> [STATED TASK]
Show each line of the data below that has the string "Notes" in it.

**** DATA IN THIS EXERCISE

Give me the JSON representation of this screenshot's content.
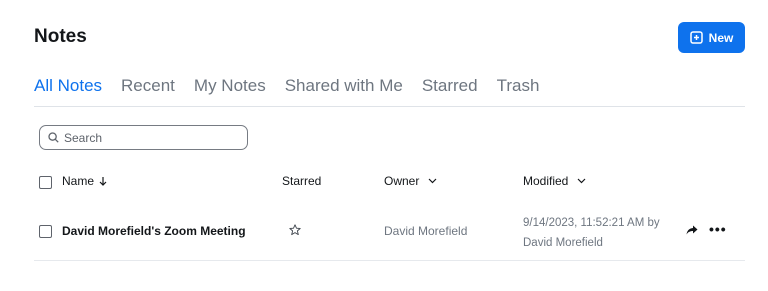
{
  "header": {
    "title": "Notes",
    "new_label": "New"
  },
  "tabs": [
    {
      "label": "All Notes",
      "active": true
    },
    {
      "label": "Recent",
      "active": false
    },
    {
      "label": "My Notes",
      "active": false
    },
    {
      "label": "Shared with Me",
      "active": false
    },
    {
      "label": "Starred",
      "active": false
    },
    {
      "label": "Trash",
      "active": false
    }
  ],
  "search": {
    "placeholder": "Search"
  },
  "table": {
    "columns": {
      "name": "Name",
      "starred": "Starred",
      "owner": "Owner",
      "modified": "Modified"
    },
    "rows": [
      {
        "name": "David Morefield's Zoom Meeting",
        "starred": false,
        "owner": "David Morefield",
        "modified_line1": "9/14/2023, 11:52:21 AM by",
        "modified_line2": "David Morefield"
      }
    ]
  },
  "colors": {
    "accent": "#0e72ed",
    "text": "#131619",
    "muted": "#6e7680"
  }
}
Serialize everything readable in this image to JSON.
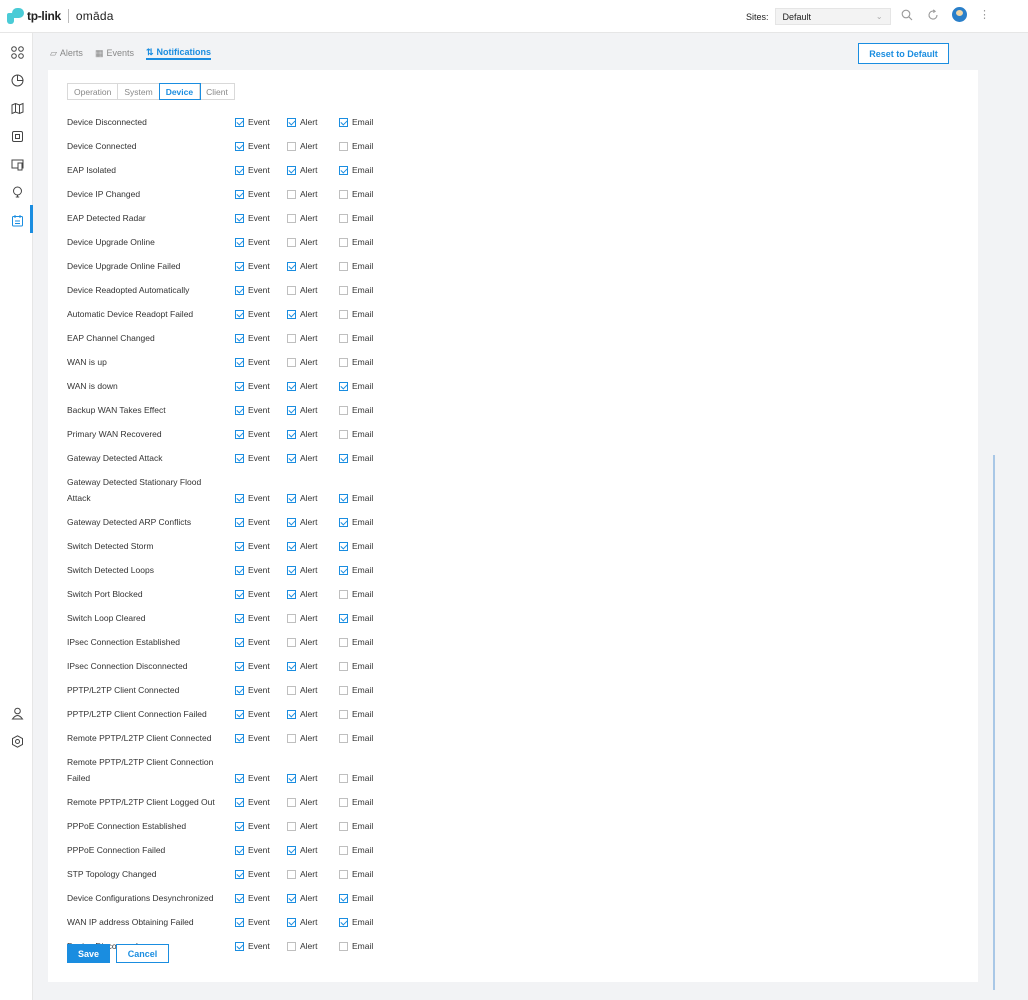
{
  "header": {
    "brand": "tp-link",
    "product": "omāda",
    "sites_label": "Sites:",
    "sites_value": "Default"
  },
  "icons": {
    "search": "search-icon",
    "refresh": "refresh-icon",
    "avatar": "avatar",
    "more": "more-icon"
  },
  "sidebar": {
    "items": [
      "dashboard-icon",
      "statistics-icon",
      "map-icon",
      "devices-icon",
      "clients-icon",
      "insight-icon",
      "log-icon",
      "account-icon",
      "settings-icon"
    ],
    "active_index": 6
  },
  "tabs": [
    {
      "label": "Alerts",
      "active": false
    },
    {
      "label": "Events",
      "active": false
    },
    {
      "label": "Notifications",
      "active": true
    }
  ],
  "reset_label": "Reset to Default",
  "subtabs": [
    {
      "label": "Operation",
      "active": false
    },
    {
      "label": "System",
      "active": false
    },
    {
      "label": "Device",
      "active": true
    },
    {
      "label": "Client",
      "active": false
    }
  ],
  "column_labels": {
    "event": "Event",
    "alert": "Alert",
    "email": "Email"
  },
  "rows": [
    {
      "label": "Device Disconnected",
      "event": true,
      "alert": true,
      "email": true
    },
    {
      "label": "Device Connected",
      "event": true,
      "alert": false,
      "email": false
    },
    {
      "label": "EAP Isolated",
      "event": true,
      "alert": true,
      "email": true
    },
    {
      "label": "Device IP Changed",
      "event": true,
      "alert": false,
      "email": false
    },
    {
      "label": "EAP Detected Radar",
      "event": true,
      "alert": false,
      "email": false
    },
    {
      "label": "Device Upgrade Online",
      "event": true,
      "alert": false,
      "email": false
    },
    {
      "label": "Device Upgrade Online Failed",
      "event": true,
      "alert": true,
      "email": false
    },
    {
      "label": "Device Readopted Automatically",
      "event": true,
      "alert": false,
      "email": false
    },
    {
      "label": "Automatic Device Readopt Failed",
      "event": true,
      "alert": true,
      "email": false
    },
    {
      "label": "EAP Channel Changed",
      "event": true,
      "alert": false,
      "email": false
    },
    {
      "label": "WAN is up",
      "event": true,
      "alert": false,
      "email": false
    },
    {
      "label": "WAN is down",
      "event": true,
      "alert": true,
      "email": true
    },
    {
      "label": "Backup WAN Takes Effect",
      "event": true,
      "alert": true,
      "email": false
    },
    {
      "label": "Primary WAN Recovered",
      "event": true,
      "alert": true,
      "email": false
    },
    {
      "label": "Gateway Detected Attack",
      "event": true,
      "alert": true,
      "email": true
    },
    {
      "label": "Gateway Detected Stationary Flood Attack",
      "event": true,
      "alert": true,
      "email": true
    },
    {
      "label": "Gateway Detected ARP Conflicts",
      "event": true,
      "alert": true,
      "email": true
    },
    {
      "label": "Switch Detected Storm",
      "event": true,
      "alert": true,
      "email": true
    },
    {
      "label": "Switch Detected Loops",
      "event": true,
      "alert": true,
      "email": true
    },
    {
      "label": "Switch Port Blocked",
      "event": true,
      "alert": true,
      "email": false
    },
    {
      "label": "Switch Loop Cleared",
      "event": true,
      "alert": false,
      "email": true
    },
    {
      "label": "IPsec Connection Established",
      "event": true,
      "alert": false,
      "email": false
    },
    {
      "label": "IPsec Connection Disconnected",
      "event": true,
      "alert": true,
      "email": false
    },
    {
      "label": "PPTP/L2TP Client Connected",
      "event": true,
      "alert": false,
      "email": false
    },
    {
      "label": "PPTP/L2TP Client Connection Failed",
      "event": true,
      "alert": true,
      "email": false
    },
    {
      "label": "Remote PPTP/L2TP Client Connected",
      "event": true,
      "alert": false,
      "email": false
    },
    {
      "label": "Remote PPTP/L2TP Client Connection Failed",
      "event": true,
      "alert": true,
      "email": false
    },
    {
      "label": "Remote PPTP/L2TP Client Logged Out",
      "event": true,
      "alert": false,
      "email": false
    },
    {
      "label": "PPPoE Connection Established",
      "event": true,
      "alert": false,
      "email": false
    },
    {
      "label": "PPPoE Connection Failed",
      "event": true,
      "alert": true,
      "email": false
    },
    {
      "label": "STP Topology Changed",
      "event": true,
      "alert": false,
      "email": false
    },
    {
      "label": "Device Configurations Desynchronized",
      "event": true,
      "alert": true,
      "email": true
    },
    {
      "label": "WAN IP address Obtaining Failed",
      "event": true,
      "alert": true,
      "email": true
    },
    {
      "label": "Device Discovered",
      "event": true,
      "alert": false,
      "email": false
    }
  ],
  "save_label": "Save",
  "cancel_label": "Cancel"
}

********

> [RESULT]
    "title": "Notes",
      "label": "All Notes",
      "label": "My Notes",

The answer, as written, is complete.